**Goal**
Find and copy each line of the records where the string "占汽车销售总量的" shows up.

################

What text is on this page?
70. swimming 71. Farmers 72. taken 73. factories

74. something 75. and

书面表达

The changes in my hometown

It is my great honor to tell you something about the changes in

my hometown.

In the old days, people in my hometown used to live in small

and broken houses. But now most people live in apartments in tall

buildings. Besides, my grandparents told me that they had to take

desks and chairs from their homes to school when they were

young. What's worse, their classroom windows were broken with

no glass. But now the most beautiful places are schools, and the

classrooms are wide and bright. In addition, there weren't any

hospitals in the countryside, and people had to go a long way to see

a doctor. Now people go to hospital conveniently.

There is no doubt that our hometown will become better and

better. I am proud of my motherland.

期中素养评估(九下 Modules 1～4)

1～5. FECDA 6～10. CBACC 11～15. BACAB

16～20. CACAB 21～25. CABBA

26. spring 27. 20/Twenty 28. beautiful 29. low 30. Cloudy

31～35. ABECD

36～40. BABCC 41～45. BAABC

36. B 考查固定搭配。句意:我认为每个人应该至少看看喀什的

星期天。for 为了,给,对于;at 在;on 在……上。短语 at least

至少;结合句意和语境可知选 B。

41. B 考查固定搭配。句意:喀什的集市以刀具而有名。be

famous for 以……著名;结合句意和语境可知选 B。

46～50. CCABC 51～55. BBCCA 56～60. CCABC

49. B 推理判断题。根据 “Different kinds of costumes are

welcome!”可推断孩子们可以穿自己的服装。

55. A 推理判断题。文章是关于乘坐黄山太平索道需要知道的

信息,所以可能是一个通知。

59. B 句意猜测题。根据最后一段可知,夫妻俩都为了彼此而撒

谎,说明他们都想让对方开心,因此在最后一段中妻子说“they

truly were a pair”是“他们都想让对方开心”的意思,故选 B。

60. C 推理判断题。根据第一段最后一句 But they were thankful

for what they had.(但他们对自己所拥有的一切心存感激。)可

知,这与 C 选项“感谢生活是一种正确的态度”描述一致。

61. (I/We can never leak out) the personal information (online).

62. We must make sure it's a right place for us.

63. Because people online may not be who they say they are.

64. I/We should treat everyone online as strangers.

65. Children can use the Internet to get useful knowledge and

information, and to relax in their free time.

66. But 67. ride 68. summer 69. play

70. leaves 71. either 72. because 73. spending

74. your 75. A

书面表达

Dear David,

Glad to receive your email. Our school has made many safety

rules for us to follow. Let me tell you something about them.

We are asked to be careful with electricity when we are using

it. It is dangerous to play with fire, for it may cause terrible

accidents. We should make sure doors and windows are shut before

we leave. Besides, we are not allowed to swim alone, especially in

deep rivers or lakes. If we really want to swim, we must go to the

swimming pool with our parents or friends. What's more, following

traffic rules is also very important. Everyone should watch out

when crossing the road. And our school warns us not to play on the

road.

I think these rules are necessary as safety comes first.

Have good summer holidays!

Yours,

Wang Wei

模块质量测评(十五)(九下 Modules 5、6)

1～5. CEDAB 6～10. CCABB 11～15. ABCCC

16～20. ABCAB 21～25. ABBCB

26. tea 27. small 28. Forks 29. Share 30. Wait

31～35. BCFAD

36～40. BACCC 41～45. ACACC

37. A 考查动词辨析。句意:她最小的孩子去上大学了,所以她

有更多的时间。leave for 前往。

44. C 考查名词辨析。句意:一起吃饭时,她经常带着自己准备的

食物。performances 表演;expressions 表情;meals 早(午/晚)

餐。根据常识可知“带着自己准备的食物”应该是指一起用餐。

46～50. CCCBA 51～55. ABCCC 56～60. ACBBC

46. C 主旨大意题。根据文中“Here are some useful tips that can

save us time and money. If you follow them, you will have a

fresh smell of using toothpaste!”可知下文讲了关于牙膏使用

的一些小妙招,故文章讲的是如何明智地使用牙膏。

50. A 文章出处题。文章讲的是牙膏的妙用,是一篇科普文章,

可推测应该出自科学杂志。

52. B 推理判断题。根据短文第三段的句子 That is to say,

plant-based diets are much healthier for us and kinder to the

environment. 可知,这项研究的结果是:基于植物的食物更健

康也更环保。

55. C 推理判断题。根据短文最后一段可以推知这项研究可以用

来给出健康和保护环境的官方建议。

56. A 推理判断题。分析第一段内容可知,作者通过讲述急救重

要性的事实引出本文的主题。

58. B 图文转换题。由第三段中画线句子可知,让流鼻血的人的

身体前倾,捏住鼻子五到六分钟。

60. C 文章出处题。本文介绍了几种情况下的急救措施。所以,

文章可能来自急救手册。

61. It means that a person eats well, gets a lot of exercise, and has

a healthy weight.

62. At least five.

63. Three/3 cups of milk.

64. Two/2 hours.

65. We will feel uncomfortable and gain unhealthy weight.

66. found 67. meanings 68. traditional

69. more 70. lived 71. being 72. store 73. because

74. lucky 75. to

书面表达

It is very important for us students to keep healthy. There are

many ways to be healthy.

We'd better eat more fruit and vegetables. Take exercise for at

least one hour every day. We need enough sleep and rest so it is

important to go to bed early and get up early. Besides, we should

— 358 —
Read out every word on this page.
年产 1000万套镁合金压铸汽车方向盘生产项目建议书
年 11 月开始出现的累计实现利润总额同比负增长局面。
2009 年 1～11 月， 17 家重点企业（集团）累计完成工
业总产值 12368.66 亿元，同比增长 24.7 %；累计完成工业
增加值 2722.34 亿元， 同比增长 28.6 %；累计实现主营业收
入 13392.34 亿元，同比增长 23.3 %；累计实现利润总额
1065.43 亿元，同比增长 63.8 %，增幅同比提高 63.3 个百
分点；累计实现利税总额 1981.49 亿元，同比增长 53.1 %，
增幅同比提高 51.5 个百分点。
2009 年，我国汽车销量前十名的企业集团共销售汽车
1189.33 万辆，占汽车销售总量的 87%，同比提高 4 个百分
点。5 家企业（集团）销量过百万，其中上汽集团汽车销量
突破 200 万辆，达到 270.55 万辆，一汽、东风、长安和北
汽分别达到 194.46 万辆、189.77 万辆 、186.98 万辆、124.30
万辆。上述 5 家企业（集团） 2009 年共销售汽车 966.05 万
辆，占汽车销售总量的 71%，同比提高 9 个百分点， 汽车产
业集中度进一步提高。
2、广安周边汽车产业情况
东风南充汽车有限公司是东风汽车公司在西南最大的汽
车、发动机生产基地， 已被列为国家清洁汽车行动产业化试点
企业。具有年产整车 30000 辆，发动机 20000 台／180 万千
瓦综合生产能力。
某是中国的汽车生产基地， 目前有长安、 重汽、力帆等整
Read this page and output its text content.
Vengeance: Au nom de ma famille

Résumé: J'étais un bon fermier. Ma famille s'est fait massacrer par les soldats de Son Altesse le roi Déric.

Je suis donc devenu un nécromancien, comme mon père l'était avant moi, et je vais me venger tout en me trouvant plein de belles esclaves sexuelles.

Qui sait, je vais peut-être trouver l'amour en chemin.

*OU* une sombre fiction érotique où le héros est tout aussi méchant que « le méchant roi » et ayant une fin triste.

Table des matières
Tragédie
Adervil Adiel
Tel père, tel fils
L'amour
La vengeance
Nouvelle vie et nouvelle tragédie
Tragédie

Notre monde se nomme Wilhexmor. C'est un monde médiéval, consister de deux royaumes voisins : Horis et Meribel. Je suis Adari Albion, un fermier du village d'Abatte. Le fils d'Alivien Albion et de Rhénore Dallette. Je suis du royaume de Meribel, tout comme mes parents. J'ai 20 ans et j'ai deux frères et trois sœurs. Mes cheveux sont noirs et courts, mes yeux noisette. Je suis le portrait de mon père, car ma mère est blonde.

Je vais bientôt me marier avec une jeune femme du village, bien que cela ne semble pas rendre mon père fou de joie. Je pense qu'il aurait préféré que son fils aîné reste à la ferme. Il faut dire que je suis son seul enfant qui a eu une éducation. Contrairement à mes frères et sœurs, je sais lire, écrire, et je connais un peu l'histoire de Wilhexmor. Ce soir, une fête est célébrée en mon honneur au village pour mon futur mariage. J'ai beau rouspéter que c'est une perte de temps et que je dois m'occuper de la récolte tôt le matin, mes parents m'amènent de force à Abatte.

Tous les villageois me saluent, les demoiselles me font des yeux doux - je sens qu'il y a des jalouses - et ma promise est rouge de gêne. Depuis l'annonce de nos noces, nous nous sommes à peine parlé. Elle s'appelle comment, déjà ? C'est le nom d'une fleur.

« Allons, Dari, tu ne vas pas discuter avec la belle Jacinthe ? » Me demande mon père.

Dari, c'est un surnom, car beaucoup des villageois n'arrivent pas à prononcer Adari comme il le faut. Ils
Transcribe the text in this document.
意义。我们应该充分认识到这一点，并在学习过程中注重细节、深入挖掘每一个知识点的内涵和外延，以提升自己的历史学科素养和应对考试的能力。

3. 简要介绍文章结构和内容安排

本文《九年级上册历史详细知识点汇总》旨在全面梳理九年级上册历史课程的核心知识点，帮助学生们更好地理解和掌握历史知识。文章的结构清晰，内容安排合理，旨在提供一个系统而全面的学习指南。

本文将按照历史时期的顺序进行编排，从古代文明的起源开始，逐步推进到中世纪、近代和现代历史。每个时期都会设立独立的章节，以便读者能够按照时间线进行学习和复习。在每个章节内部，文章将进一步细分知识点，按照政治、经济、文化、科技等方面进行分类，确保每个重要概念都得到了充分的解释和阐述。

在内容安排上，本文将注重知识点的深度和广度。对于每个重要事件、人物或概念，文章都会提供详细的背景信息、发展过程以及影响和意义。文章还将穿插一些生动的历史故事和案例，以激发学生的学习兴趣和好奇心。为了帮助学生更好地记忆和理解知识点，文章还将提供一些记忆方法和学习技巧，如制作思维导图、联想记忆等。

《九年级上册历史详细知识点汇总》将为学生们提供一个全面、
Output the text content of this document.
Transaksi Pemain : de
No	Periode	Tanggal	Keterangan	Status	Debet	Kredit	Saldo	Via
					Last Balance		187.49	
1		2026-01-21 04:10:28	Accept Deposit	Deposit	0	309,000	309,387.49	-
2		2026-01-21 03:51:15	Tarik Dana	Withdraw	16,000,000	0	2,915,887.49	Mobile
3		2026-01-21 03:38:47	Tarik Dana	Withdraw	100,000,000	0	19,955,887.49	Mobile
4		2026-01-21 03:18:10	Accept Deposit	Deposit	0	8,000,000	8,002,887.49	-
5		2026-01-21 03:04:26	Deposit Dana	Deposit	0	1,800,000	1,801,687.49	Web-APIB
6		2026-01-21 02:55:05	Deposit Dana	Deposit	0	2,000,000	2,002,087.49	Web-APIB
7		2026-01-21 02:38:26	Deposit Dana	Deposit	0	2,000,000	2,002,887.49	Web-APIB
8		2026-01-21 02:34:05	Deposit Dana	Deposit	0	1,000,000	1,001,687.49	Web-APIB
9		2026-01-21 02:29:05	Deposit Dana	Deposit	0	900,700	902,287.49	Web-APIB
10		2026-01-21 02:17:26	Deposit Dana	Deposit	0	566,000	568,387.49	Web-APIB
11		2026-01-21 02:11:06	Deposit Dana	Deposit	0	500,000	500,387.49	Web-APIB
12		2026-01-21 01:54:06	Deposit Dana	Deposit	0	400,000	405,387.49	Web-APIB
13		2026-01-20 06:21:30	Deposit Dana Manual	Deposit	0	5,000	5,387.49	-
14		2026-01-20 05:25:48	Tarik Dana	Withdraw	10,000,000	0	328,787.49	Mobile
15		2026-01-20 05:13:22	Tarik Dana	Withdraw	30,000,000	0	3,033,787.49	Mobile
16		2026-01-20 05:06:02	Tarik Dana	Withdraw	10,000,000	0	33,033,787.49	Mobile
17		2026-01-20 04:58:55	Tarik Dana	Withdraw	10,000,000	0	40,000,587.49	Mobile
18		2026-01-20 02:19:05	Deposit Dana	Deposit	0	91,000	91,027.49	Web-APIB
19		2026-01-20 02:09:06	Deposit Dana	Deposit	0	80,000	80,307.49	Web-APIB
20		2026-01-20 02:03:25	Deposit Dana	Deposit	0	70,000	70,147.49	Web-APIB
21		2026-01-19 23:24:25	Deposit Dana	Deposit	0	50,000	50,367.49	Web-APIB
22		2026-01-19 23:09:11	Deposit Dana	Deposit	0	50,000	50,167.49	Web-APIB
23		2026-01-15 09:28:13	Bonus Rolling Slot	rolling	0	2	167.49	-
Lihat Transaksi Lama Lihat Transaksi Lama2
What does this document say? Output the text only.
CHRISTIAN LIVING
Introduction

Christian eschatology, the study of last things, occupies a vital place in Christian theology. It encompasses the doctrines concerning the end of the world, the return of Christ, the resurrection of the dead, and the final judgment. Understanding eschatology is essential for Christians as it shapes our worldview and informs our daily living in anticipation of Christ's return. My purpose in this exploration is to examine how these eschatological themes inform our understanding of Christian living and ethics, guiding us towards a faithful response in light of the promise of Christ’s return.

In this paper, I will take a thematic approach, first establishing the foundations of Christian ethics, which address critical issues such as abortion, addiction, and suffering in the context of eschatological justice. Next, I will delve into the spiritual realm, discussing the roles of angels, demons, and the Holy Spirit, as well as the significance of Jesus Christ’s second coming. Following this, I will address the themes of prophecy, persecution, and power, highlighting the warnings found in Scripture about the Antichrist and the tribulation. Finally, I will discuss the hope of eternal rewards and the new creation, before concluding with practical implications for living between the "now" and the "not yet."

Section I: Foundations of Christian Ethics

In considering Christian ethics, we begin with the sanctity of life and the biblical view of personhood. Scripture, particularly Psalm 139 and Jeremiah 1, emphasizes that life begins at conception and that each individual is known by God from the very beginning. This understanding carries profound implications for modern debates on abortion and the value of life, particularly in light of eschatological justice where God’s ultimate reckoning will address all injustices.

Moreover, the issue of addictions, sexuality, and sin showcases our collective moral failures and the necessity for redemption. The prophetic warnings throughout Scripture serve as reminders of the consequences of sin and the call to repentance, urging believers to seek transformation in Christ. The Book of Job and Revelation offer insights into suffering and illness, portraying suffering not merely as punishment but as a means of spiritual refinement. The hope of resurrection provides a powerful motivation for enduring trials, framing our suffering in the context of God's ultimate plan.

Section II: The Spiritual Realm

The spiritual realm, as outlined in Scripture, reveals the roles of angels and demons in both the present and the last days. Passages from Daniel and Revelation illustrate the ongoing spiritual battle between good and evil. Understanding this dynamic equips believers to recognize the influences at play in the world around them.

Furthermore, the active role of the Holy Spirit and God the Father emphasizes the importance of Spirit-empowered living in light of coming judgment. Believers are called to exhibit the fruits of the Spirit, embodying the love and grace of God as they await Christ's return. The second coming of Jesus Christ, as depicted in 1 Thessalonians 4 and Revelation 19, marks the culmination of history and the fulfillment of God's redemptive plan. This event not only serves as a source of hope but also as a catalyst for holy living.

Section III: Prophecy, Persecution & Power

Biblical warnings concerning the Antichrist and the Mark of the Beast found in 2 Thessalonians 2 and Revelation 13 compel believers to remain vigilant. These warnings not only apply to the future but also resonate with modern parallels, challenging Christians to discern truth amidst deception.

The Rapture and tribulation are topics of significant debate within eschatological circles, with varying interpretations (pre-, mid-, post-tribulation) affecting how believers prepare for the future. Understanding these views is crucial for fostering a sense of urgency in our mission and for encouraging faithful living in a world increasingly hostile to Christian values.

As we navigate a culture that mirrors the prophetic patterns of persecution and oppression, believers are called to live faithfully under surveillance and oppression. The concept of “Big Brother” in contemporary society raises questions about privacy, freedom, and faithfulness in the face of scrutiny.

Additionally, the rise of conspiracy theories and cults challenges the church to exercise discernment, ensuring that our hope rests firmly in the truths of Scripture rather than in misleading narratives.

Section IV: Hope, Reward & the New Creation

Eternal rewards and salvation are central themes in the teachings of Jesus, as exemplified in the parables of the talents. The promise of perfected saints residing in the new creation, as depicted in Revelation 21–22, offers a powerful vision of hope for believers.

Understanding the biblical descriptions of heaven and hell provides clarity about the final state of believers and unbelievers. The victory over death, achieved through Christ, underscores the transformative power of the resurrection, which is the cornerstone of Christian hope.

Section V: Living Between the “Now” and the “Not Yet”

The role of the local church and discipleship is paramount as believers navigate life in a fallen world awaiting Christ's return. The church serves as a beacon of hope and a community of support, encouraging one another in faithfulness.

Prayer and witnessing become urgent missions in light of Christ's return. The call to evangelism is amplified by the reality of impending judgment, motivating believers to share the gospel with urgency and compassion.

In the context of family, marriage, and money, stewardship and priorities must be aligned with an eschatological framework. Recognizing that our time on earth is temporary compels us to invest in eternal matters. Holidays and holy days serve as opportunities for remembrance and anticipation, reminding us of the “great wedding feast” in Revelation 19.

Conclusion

################

**Solution below**
1189.33 万辆，占汽车销售总量的 87%，同比提高 4 个百分
辆，占汽车销售总量的 71%，同比提高 9 个百分点， 汽车产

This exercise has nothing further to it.